Read the lines below and count those that have the word "main". Respond with the number only.

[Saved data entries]

►

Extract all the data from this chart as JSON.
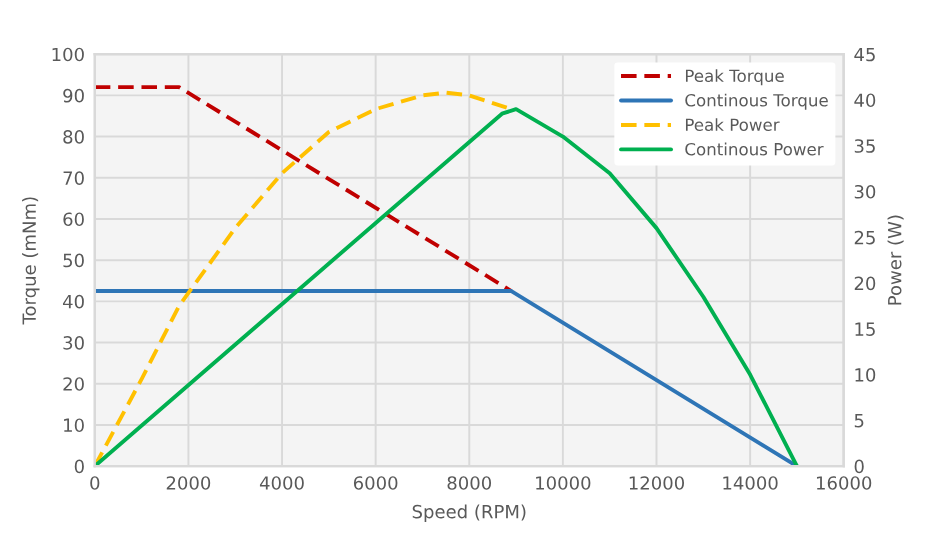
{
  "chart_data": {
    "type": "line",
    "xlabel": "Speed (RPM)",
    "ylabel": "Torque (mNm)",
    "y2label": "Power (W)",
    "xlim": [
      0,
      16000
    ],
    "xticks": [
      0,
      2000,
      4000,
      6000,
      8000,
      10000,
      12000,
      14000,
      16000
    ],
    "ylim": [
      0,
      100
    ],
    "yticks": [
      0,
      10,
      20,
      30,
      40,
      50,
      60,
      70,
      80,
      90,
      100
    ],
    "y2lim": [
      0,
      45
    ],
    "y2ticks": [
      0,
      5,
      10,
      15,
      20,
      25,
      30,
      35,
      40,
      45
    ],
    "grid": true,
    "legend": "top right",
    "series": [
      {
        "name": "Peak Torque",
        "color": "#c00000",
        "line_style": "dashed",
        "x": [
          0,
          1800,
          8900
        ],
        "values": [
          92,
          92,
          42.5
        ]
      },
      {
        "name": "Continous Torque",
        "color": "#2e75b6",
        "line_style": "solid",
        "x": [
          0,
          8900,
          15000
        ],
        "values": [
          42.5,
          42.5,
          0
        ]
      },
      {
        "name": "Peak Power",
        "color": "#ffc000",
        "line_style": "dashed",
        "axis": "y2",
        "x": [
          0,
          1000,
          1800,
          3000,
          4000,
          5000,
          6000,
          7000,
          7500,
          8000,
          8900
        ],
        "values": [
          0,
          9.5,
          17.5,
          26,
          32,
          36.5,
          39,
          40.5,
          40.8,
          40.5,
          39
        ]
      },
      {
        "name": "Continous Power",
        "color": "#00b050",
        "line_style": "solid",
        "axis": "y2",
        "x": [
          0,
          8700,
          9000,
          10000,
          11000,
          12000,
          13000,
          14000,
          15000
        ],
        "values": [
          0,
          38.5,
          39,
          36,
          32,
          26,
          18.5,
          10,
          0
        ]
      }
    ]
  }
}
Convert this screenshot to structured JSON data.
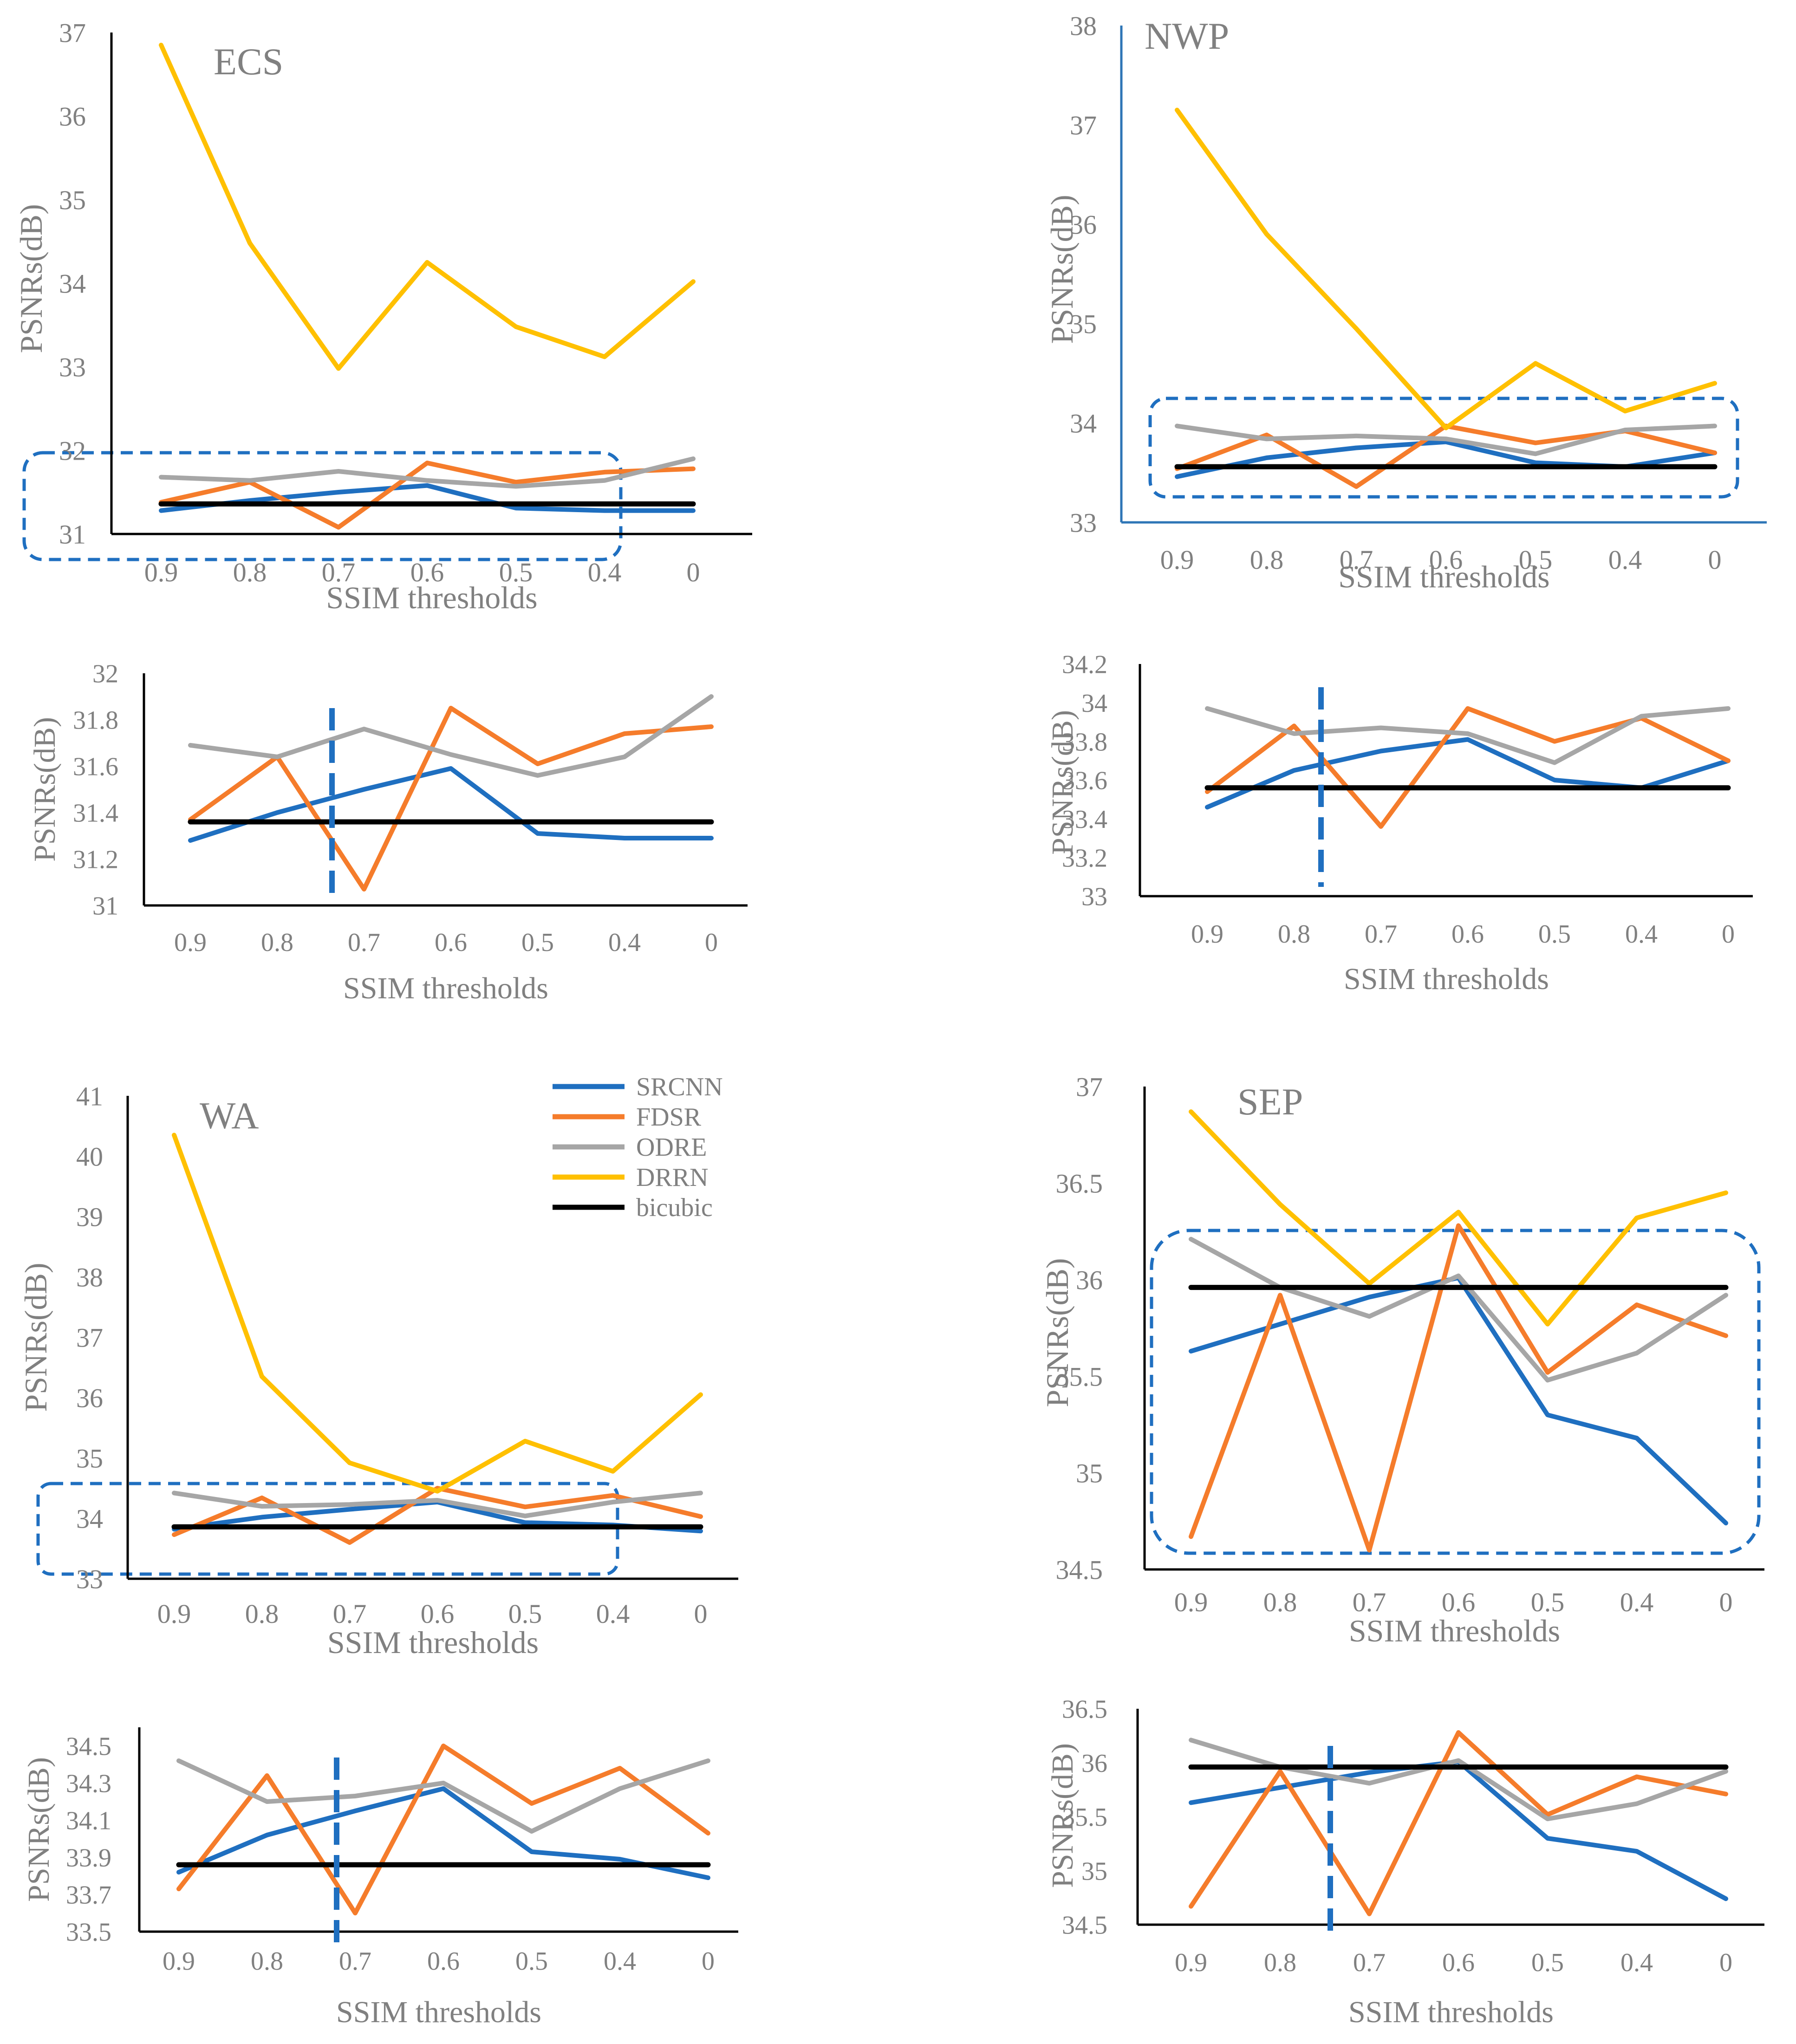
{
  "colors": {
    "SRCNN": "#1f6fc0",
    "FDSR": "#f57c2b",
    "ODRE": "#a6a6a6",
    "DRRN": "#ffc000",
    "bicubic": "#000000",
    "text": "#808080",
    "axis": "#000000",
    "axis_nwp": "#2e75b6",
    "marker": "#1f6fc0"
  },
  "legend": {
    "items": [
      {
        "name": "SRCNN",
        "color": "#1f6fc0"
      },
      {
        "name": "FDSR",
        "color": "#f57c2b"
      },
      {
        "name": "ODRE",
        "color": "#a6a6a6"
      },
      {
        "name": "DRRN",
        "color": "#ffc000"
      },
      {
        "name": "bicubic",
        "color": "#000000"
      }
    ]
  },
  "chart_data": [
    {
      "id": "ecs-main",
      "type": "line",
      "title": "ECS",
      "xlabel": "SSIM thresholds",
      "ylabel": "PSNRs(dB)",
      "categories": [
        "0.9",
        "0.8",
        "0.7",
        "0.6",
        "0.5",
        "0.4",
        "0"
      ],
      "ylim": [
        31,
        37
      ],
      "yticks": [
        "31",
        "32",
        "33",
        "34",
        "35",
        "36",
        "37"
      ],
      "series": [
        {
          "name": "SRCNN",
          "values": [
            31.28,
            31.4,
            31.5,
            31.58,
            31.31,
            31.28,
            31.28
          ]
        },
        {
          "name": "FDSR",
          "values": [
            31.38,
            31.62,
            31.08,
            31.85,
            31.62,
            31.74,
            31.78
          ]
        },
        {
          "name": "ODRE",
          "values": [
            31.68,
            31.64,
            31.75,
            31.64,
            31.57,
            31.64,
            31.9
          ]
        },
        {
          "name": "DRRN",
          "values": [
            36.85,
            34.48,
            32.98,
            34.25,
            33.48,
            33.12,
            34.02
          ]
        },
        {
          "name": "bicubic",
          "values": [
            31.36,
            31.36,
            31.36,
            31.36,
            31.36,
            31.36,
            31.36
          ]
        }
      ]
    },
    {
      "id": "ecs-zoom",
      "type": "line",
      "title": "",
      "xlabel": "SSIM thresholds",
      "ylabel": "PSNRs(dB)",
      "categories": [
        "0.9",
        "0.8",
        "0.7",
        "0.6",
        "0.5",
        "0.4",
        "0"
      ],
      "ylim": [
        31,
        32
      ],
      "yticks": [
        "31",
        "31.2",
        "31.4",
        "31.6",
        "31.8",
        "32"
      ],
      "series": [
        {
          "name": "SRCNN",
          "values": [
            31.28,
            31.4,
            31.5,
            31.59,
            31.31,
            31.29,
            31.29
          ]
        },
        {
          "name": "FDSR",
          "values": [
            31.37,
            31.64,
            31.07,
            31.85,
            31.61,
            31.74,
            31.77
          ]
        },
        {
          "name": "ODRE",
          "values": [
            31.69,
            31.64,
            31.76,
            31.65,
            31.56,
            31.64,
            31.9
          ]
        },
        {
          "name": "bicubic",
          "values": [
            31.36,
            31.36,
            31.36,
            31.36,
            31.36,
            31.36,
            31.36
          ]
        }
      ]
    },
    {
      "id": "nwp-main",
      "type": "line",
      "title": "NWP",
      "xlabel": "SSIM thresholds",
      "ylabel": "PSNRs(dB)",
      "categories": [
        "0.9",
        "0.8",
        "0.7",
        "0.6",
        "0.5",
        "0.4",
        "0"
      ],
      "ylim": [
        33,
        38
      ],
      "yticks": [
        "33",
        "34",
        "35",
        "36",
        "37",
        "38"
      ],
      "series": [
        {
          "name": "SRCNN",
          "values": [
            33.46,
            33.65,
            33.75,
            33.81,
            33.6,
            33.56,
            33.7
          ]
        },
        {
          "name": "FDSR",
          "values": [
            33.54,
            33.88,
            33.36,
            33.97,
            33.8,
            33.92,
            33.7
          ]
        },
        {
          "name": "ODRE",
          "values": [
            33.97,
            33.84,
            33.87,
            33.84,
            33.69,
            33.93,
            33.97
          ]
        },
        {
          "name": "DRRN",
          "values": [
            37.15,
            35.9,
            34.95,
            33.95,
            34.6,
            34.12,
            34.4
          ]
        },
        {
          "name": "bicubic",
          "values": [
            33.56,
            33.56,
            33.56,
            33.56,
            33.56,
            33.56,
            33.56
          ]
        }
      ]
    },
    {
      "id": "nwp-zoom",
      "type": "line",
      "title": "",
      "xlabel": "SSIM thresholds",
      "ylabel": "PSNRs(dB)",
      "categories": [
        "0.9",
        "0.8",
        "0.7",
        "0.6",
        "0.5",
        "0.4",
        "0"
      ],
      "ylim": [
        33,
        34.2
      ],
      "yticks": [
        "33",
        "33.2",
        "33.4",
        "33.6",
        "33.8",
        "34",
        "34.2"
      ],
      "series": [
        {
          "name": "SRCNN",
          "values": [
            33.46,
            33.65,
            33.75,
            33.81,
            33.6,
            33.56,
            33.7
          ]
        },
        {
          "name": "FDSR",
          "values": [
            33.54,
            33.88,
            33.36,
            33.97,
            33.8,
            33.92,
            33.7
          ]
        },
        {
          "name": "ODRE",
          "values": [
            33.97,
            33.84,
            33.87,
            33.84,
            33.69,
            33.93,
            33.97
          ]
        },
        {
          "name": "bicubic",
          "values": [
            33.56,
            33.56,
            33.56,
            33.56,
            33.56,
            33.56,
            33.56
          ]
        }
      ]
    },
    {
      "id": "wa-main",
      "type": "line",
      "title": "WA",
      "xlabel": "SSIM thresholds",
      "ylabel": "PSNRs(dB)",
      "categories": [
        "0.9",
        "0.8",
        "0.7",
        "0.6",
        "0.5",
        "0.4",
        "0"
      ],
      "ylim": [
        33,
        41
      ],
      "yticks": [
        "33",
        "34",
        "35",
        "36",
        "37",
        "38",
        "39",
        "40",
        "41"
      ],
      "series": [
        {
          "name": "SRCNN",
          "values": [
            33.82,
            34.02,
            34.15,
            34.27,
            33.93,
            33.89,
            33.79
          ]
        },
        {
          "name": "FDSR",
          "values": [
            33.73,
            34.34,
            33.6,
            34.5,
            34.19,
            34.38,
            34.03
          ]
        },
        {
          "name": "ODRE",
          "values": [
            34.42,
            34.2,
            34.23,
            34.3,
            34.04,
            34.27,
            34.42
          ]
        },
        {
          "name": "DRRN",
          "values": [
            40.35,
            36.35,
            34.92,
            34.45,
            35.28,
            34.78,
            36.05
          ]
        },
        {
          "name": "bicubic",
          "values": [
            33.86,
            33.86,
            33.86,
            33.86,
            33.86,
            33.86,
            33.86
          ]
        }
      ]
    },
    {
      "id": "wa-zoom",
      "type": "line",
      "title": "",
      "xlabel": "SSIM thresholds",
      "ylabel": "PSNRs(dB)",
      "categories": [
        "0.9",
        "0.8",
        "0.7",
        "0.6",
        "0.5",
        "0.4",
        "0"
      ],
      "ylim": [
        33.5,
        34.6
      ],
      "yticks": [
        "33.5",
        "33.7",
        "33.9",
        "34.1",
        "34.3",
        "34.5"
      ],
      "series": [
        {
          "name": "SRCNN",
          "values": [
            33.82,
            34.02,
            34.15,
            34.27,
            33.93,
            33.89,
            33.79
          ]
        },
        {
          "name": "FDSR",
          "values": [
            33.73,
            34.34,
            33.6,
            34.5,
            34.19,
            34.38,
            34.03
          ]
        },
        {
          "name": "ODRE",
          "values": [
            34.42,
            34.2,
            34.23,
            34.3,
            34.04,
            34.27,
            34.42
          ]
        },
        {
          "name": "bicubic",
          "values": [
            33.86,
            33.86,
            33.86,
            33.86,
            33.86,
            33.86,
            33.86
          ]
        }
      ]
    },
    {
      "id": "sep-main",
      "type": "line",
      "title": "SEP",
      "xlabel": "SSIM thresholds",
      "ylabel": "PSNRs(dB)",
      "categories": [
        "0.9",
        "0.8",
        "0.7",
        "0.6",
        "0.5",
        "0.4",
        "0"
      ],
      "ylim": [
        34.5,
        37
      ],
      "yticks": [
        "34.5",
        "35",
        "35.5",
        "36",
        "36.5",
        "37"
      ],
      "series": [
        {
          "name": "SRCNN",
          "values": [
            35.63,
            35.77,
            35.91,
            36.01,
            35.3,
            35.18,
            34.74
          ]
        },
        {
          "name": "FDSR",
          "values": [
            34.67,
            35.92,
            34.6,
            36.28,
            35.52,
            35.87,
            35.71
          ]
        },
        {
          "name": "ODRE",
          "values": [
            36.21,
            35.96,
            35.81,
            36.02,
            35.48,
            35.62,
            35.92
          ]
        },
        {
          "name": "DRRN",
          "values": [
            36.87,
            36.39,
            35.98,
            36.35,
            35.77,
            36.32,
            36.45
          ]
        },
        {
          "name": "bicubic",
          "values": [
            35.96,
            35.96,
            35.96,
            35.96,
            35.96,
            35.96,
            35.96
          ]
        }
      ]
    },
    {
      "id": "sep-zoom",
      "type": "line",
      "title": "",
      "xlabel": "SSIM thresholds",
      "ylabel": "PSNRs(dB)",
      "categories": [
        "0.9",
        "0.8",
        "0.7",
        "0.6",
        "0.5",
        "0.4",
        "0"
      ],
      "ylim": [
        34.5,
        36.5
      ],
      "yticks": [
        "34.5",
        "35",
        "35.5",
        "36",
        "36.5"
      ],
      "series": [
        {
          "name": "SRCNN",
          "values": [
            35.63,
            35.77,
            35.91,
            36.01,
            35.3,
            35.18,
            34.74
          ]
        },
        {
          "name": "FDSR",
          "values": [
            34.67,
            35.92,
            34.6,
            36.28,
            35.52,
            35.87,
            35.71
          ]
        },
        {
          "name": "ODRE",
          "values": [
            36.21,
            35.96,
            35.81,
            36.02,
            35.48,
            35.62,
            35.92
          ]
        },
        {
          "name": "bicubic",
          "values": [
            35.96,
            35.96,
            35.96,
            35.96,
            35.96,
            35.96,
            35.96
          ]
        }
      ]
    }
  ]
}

◄

Written answer
4